REQUIRED TASK
Read the listing below and copy out every line that holds "啊亲爱的".

ITEMS
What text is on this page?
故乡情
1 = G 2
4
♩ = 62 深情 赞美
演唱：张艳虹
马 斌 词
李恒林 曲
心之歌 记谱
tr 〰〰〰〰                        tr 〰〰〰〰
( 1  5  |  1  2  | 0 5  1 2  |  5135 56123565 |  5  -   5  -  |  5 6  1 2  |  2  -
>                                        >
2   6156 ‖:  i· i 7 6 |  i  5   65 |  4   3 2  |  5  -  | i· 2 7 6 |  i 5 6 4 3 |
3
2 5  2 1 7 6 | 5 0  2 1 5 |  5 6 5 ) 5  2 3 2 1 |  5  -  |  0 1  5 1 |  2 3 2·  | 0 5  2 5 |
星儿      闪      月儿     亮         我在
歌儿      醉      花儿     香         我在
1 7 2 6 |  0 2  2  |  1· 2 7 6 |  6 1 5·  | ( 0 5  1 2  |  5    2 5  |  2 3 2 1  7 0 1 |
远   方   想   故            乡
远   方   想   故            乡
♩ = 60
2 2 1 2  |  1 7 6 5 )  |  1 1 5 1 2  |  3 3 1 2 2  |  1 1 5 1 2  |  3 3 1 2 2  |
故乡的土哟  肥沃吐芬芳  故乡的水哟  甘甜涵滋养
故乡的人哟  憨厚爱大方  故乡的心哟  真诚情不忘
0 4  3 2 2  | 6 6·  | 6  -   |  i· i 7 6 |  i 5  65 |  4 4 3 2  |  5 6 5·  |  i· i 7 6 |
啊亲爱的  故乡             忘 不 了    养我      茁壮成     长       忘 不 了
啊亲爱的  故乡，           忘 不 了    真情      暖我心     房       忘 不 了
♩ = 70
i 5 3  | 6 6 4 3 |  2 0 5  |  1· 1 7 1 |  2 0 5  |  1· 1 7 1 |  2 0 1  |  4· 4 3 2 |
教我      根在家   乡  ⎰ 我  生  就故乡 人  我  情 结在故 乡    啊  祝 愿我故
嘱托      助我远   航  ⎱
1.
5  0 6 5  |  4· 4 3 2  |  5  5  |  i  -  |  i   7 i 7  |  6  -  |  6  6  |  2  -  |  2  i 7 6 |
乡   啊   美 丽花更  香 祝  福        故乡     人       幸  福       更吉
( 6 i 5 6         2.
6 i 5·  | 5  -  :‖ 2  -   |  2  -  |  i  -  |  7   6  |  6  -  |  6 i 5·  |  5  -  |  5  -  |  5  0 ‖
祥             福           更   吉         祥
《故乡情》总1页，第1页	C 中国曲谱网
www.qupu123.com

EXERCISE RESPONSE
啊亲爱的  故乡             忘 不 了    养我      茁壮成     长       忘 不 了
啊亲爱的  故乡，           忘 不 了    真情      暖我心     房       忘 不 了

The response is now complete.